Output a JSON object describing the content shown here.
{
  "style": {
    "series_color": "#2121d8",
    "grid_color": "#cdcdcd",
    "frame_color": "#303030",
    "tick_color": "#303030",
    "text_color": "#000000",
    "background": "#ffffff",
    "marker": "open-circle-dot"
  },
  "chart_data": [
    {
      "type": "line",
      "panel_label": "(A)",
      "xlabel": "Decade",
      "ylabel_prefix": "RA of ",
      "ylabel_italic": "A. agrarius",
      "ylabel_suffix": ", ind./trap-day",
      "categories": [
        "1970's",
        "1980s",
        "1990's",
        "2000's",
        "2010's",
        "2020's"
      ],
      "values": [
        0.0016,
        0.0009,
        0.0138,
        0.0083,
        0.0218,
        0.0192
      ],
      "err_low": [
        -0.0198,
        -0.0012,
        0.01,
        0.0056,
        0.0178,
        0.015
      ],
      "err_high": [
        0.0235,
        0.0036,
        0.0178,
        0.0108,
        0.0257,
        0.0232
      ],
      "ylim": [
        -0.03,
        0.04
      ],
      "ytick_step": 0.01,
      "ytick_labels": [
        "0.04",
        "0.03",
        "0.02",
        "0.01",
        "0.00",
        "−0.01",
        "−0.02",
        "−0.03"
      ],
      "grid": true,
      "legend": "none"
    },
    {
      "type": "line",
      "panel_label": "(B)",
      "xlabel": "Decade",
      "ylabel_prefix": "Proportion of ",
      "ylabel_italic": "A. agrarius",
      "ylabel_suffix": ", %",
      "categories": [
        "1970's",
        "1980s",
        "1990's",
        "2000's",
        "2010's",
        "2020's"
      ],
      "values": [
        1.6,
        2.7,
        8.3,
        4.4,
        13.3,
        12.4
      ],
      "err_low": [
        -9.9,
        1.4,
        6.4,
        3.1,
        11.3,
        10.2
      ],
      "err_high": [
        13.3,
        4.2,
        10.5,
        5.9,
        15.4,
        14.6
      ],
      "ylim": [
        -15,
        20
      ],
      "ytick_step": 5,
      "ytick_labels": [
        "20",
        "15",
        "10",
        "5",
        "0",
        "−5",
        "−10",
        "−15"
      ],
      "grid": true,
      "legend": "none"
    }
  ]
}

◆ What needs to be done: Write out every line from the records above, word for word.

◆ Worked solution:
Output a JSON object describing the content shown here.
{
  "style": {
    "series_color": "#2121d8",
    "grid_color": "#cdcdcd",
    "frame_color": "#303030",
    "tick_color": "#303030",
    "text_color": "#000000",
    "background": "#ffffff",
    "marker": "open-circle-dot"
  },
  "chart_data": [
    {
      "type": "line",
      "panel_label": "(A)",
      "xlabel": "Decade",
      "ylabel_prefix": "RA of ",
      "ylabel_italic": "A. agrarius",
      "ylabel_suffix": ", ind./trap-day",
      "categories": [
        "1970's",
        "1980s",
        "1990's",
        "2000's",
        "2010's",
        "2020's"
      ],
      "values": [
        0.0016,
        0.0009,
        0.0138,
        0.0083,
        0.0218,
        0.0192
      ],
      "err_low": [
        -0.0198,
        -0.0012,
        0.01,
        0.0056,
        0.0178,
        0.015
      ],
      "err_high": [
        0.0235,
        0.0036,
        0.0178,
        0.0108,
        0.0257,
        0.0232
      ],
      "ylim": [
        -0.03,
        0.04
      ],
      "ytick_step": 0.01,
      "ytick_labels": [
        "0.04",
        "0.03",
        "0.02",
        "0.01",
        "0.00",
        "−0.01",
        "−0.02",
        "−0.03"
      ],
      "grid": true,
      "legend": "none"
    },
    {
      "type": "line",
      "panel_label": "(B)",
      "xlabel": "Decade",
      "ylabel_prefix": "Proportion of ",
      "ylabel_italic": "A. agrarius",
      "ylabel_suffix": ", %",
      "categories": [
        "1970's",
        "1980s",
        "1990's",
        "2000's",
        "2010's",
        "2020's"
      ],
      "values": [
        1.6,
        2.7,
        8.3,
        4.4,
        13.3,
        12.4
      ],
      "err_low": [
        -9.9,
        1.4,
        6.4,
        3.1,
        11.3,
        10.2
      ],
      "err_high": [
        13.3,
        4.2,
        10.5,
        5.9,
        15.4,
        14.6
      ],
      "ylim": [
        -15,
        20
      ],
      "ytick_step": 5,
      "ytick_labels": [
        "20",
        "15",
        "10",
        "5",
        "0",
        "−5",
        "−10",
        "−15"
      ],
      "grid": true,
      "legend": "none"
    }
  ]
}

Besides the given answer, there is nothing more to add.